§ EXERCISE TASK:
Take every line that has the string "JSON" and copy it out.

§ INFORMATION SUPPLIED:
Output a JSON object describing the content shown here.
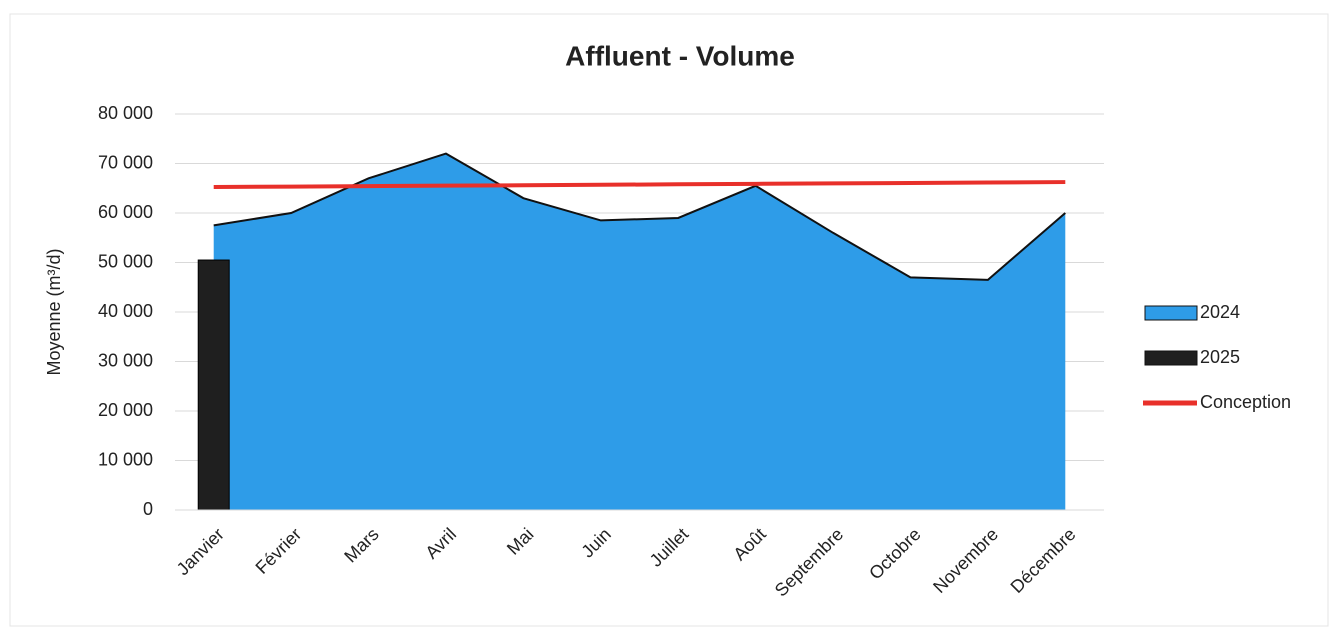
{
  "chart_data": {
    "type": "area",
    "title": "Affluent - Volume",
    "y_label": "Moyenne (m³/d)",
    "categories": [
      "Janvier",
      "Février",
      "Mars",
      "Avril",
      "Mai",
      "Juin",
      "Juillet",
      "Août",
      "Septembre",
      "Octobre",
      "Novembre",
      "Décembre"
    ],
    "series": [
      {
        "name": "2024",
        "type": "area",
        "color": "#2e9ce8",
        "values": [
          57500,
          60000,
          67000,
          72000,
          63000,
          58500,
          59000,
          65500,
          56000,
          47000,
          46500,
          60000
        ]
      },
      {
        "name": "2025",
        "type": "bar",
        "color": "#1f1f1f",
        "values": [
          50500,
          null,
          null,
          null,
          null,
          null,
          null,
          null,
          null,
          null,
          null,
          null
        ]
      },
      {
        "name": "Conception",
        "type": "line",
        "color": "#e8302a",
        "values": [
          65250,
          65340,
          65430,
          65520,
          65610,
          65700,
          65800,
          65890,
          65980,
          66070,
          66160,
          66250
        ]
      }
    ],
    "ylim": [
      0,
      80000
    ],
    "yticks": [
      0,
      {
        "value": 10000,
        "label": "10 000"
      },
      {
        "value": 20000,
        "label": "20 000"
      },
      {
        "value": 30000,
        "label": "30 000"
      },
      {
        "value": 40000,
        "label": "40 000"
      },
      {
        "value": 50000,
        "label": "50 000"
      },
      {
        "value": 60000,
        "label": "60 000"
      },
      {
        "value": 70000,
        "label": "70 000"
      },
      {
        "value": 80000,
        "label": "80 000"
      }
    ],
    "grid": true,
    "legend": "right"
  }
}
---
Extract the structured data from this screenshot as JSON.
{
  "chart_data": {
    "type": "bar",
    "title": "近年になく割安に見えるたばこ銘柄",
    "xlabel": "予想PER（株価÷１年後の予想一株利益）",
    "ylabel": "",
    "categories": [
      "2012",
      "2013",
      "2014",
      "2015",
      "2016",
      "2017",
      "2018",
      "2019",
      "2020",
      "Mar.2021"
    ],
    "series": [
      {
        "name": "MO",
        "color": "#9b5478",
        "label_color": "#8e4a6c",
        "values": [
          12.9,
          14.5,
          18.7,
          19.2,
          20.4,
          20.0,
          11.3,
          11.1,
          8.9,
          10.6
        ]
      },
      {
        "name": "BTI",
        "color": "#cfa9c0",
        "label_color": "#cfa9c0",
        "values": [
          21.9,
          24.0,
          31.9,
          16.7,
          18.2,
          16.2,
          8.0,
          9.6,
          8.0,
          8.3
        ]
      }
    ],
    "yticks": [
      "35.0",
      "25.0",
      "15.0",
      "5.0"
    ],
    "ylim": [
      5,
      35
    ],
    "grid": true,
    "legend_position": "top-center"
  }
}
---
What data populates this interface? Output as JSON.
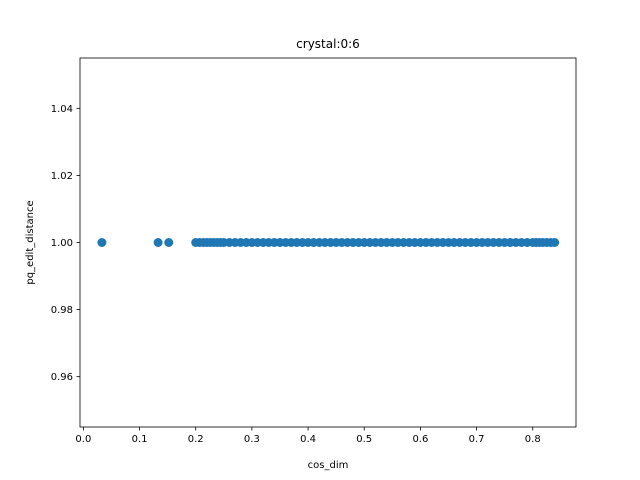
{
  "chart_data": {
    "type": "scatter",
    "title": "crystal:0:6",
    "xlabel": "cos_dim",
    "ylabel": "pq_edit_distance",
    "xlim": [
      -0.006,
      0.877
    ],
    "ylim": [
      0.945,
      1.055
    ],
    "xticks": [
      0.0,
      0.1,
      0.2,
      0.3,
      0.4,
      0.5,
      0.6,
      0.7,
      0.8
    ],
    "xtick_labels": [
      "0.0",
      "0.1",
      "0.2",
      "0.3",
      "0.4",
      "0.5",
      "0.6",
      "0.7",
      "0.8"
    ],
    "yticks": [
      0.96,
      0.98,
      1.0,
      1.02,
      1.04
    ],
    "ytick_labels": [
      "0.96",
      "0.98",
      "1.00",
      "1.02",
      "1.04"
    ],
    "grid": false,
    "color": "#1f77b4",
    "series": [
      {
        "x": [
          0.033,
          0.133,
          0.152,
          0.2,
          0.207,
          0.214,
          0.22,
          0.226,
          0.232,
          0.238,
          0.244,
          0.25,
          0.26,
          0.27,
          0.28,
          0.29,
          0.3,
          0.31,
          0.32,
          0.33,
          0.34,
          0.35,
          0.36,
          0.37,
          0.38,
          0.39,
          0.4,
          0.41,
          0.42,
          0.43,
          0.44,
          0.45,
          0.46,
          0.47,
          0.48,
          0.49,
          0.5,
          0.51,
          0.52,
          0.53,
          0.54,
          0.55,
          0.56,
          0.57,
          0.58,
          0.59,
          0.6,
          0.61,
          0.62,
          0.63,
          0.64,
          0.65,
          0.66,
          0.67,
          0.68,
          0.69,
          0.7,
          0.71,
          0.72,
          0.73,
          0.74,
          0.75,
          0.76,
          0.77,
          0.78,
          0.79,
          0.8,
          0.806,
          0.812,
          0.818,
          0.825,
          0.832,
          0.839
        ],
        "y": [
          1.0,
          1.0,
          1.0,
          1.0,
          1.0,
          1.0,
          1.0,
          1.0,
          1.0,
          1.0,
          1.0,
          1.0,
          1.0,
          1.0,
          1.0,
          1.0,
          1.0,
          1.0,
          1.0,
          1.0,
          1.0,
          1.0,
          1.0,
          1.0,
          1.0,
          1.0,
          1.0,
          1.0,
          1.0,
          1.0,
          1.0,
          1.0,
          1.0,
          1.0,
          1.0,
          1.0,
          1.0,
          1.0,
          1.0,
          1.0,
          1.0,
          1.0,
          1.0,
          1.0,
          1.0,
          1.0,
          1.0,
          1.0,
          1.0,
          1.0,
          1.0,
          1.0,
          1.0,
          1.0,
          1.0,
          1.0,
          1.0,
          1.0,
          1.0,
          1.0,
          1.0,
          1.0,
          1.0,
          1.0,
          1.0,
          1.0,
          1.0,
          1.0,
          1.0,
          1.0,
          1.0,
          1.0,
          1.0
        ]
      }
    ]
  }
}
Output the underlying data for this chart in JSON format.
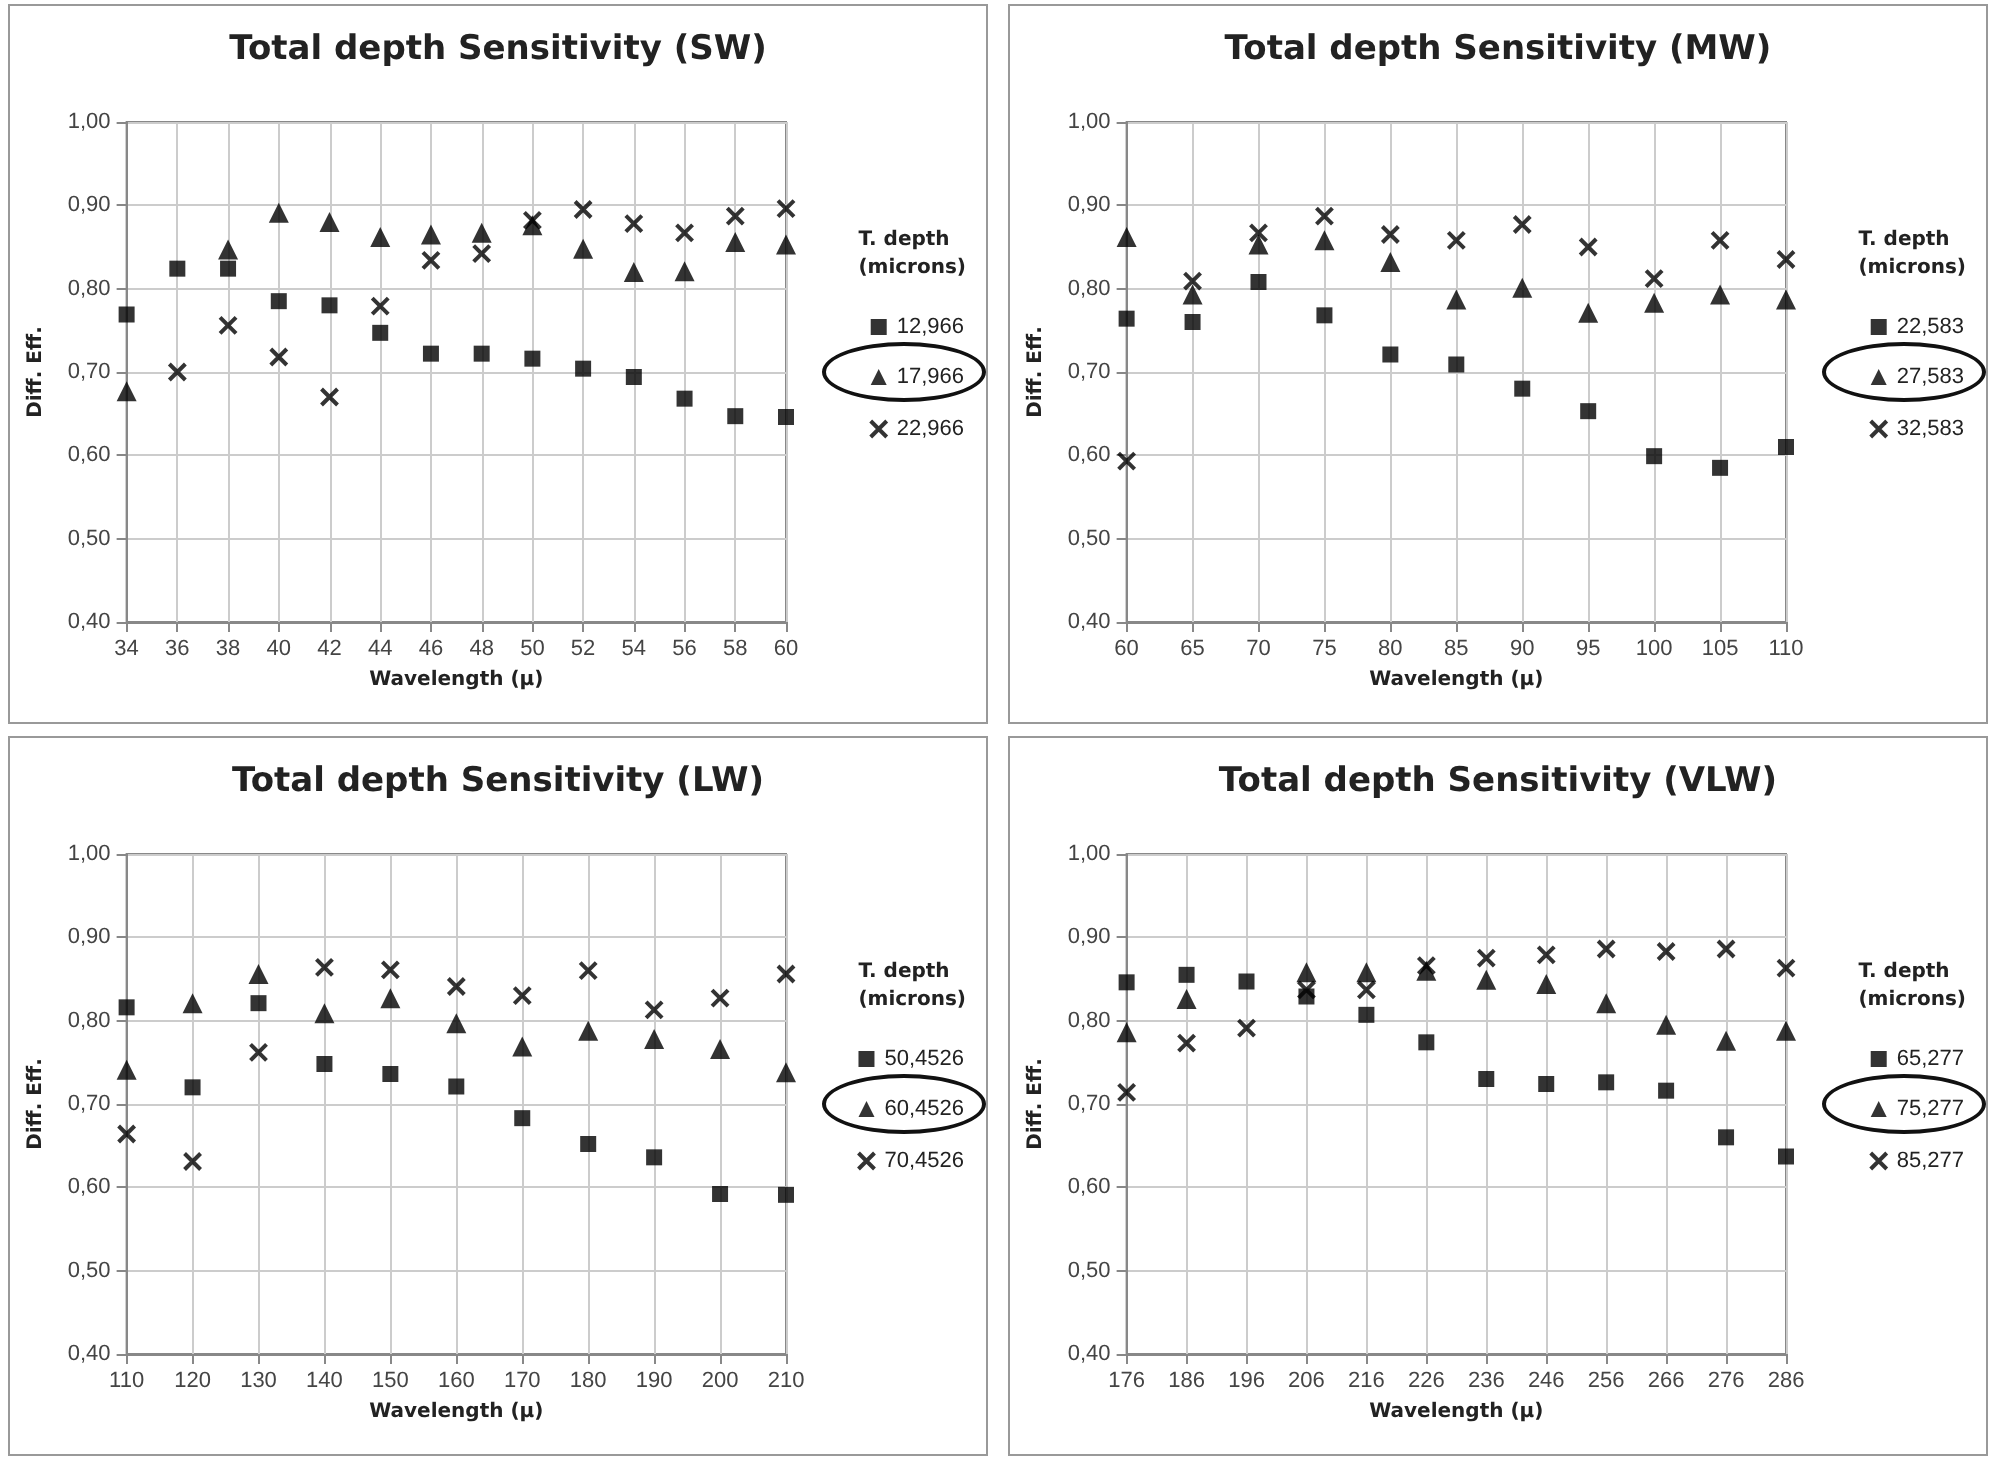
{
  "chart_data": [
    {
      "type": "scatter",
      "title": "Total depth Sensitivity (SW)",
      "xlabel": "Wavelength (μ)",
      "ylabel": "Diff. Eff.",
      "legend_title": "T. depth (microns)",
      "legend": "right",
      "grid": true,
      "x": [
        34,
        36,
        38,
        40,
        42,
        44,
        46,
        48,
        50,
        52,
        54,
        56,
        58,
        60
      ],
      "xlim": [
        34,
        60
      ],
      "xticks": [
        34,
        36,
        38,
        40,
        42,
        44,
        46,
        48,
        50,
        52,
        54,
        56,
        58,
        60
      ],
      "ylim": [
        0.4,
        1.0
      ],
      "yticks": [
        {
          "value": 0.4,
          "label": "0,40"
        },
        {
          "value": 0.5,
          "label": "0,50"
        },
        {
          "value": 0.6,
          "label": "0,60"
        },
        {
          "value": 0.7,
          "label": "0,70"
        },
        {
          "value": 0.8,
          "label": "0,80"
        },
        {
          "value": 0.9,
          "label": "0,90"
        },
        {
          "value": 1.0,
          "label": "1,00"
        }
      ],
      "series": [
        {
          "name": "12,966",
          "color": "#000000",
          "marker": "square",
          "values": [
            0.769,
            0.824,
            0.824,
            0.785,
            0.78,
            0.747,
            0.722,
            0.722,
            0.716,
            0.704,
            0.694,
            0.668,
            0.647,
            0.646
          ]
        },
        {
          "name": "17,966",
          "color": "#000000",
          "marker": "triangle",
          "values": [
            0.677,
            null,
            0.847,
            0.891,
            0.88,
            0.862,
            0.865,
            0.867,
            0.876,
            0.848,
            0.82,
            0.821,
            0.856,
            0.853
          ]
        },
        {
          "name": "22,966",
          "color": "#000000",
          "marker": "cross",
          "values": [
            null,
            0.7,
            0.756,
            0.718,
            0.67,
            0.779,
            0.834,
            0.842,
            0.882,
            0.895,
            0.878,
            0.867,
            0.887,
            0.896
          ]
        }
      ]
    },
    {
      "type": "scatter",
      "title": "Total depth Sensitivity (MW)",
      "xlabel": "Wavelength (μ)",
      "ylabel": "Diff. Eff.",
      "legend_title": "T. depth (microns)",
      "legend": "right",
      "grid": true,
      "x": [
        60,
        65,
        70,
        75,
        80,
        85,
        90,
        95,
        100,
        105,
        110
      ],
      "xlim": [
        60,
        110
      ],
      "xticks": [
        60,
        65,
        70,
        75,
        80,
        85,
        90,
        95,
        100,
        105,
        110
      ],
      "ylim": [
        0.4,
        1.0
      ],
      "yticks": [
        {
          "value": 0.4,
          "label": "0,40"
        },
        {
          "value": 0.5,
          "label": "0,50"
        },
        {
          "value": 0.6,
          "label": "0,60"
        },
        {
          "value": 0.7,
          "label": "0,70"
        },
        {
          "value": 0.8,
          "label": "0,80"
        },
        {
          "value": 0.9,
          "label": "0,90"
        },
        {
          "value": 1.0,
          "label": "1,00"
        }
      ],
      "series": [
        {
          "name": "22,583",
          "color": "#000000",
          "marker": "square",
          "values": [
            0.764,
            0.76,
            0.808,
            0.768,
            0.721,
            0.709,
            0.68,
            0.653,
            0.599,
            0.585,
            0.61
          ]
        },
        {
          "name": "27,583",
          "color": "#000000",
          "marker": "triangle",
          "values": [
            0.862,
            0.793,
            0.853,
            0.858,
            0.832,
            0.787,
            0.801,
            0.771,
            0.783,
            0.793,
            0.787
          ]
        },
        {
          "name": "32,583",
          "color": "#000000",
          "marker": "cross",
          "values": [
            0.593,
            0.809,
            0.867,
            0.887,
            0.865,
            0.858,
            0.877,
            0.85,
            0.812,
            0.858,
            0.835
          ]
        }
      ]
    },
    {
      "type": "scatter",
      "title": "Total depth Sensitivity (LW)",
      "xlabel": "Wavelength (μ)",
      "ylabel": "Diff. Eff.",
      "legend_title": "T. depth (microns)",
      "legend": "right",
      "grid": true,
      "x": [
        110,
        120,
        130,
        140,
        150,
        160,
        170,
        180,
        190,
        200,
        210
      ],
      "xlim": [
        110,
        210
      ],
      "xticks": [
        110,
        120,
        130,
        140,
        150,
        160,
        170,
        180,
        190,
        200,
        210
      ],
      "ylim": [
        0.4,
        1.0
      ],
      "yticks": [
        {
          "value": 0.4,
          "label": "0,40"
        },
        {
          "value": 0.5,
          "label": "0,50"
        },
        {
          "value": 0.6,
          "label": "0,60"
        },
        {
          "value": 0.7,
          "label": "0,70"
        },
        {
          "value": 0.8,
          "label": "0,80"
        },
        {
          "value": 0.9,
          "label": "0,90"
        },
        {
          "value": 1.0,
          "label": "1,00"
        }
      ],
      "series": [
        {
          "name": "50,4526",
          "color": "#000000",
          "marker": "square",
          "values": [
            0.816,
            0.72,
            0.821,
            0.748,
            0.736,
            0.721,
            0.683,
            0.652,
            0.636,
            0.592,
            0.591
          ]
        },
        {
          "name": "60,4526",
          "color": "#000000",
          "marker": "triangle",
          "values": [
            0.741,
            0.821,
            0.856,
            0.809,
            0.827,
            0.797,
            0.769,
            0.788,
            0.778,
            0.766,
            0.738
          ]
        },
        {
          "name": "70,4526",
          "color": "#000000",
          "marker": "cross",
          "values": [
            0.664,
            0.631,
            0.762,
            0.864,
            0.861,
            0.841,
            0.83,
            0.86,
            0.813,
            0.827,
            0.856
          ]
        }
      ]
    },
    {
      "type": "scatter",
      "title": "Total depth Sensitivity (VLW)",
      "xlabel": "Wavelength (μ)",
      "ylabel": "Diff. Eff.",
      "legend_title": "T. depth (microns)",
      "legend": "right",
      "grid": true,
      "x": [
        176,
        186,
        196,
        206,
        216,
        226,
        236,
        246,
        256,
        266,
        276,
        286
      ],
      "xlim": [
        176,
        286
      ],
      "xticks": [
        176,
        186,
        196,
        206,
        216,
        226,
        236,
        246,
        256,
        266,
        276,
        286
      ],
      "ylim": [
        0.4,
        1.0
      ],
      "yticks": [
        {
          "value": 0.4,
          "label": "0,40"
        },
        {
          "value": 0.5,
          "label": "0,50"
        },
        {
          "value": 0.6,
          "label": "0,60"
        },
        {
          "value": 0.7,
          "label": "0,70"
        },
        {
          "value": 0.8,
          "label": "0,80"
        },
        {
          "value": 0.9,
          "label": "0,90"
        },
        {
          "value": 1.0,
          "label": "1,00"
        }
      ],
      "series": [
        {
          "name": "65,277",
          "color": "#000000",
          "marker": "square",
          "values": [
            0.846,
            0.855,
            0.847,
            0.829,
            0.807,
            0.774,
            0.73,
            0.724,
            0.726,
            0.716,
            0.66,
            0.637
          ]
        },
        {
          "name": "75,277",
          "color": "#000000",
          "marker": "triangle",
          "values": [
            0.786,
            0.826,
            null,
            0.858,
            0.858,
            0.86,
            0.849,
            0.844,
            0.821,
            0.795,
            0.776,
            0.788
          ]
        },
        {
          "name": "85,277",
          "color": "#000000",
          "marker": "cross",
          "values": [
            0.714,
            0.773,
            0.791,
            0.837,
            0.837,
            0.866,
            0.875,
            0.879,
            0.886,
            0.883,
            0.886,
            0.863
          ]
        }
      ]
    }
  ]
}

§ FINISHED EXERCISE:
Output a JSON object describing the content shown here.
Extract the structured data from this screenshot as JSON.
What data populates this interface? Output as JSON.
Output the underlying data for this chart in JSON format.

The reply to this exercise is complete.